#### What is asked
**1.** In the court passage about the claims against Eduro, Inc., how do plaintiffs ask the court to dismiss those claims?
**2.** Resume the court passage about the claims against Eduro, Inc. after its last sentence.

#### Text block
◆ ◆ ◆ ◆

Id. at 9. However, plaintiffs ask that the court dismiss claims against Eduro, Inc. without prejudice "so that if facts are revealed during discovery indicating that Eduro, Inc. is jointly liable for Eduro, LLC's debts, [p]laintiffs may amend their complaint accordingly." Id. In support, plaintiffs assert that defendants
...were under common control, they held themselves out to plaintiffs as a single entity, they were controlled by the same executive officer, they both defaulted on their monthly rent obligations to plaintiffs at the same time, and it appears that at the time of default they may have sold their assets to a new entity controlled by the same executive.
Id. at 3. Thus, plaintiffs anticipate that discovery will reveal a basis to collect Eduro, LLC's debts from Eduro, Inc.'s assets.

◆ ◆ ◆ ◆

#### Dataset content
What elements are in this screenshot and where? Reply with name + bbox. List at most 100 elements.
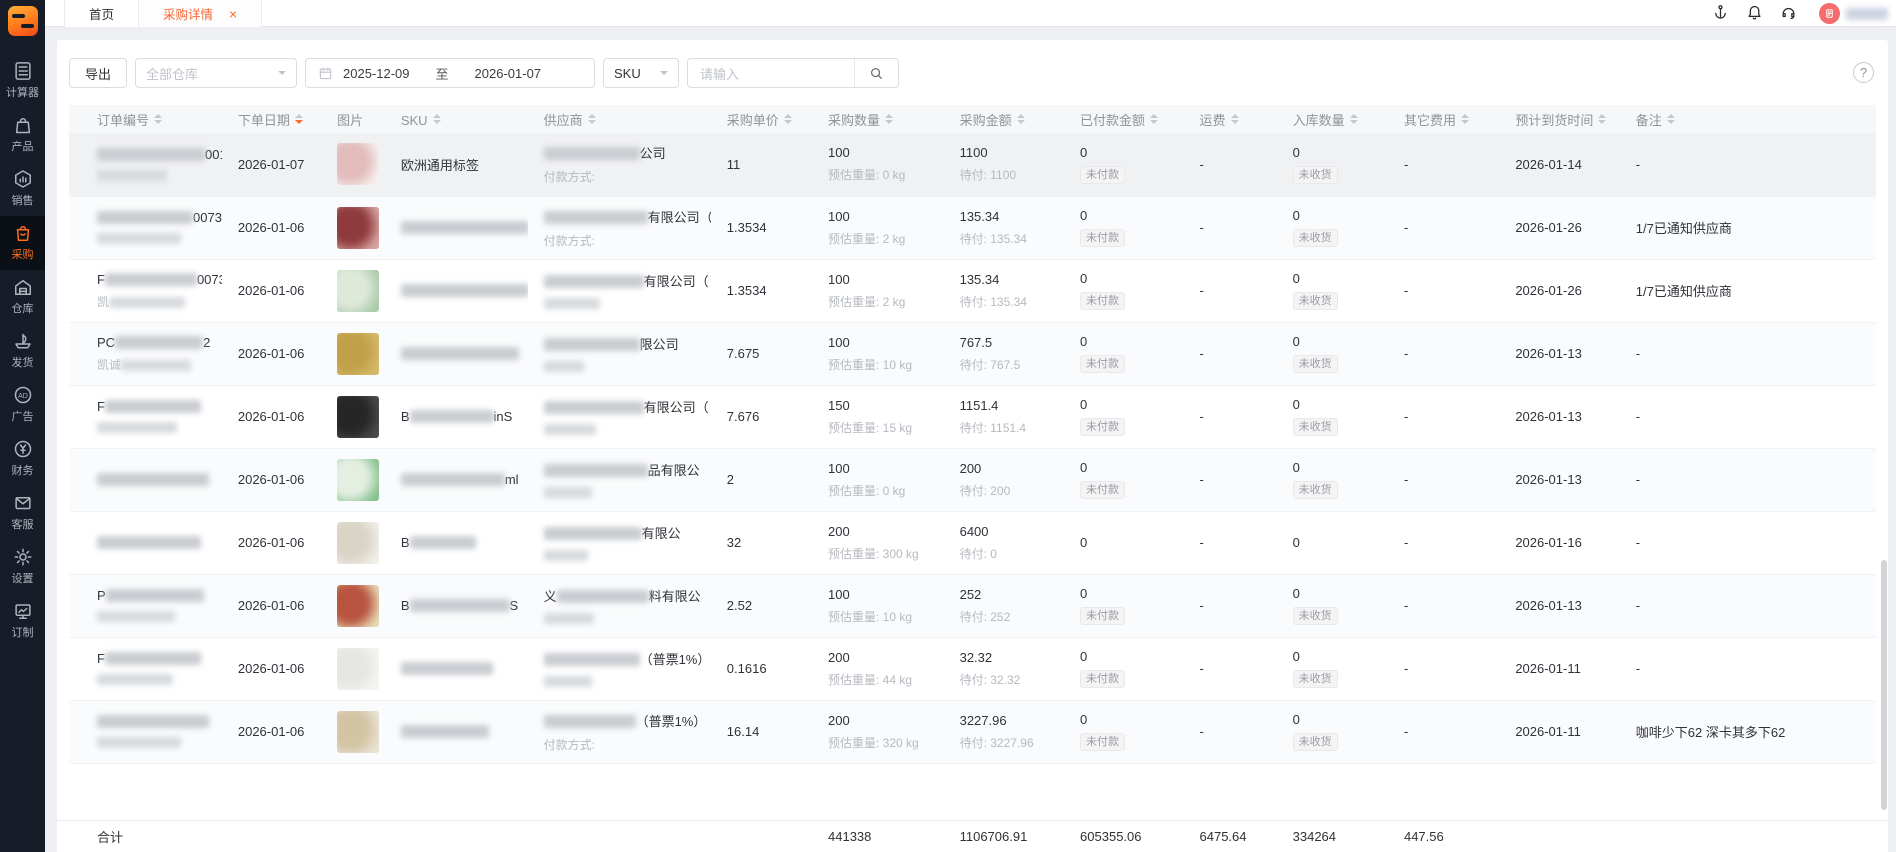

◆ ◆ ◆ ◆

#### Expected results
**1.** Without prejudice.

**2.**
In light of plaintiffs' concessions, the court will grant Eduro, Inc.'s motion to dismiss counts I, II, III, IV, V, and VI to the extent these counts seek to assert a claim against Eduro, Inc. for an alleged breach of contract by Eduro, LLC. These counts will be dismissed without prejudice. Thus, the only claim that will remain against Eduro, Inc. stems from the TWR012 Contract, as set forth in counts III and IV of the amended complaint.

To survive a motion to dismiss under Federal Rule of Civil Procedure 12(b)(6), a complaint must contain sufficient factual matter which, accepted as true, "state[s] a claim to relief that is plausible on its face." Ashcroft v. Iqbal, 556 U.S. 662, 678 (2009) (quoting Bell Atl. Corp. v. Twombly, 550 U.S. 544, 570 (2007)).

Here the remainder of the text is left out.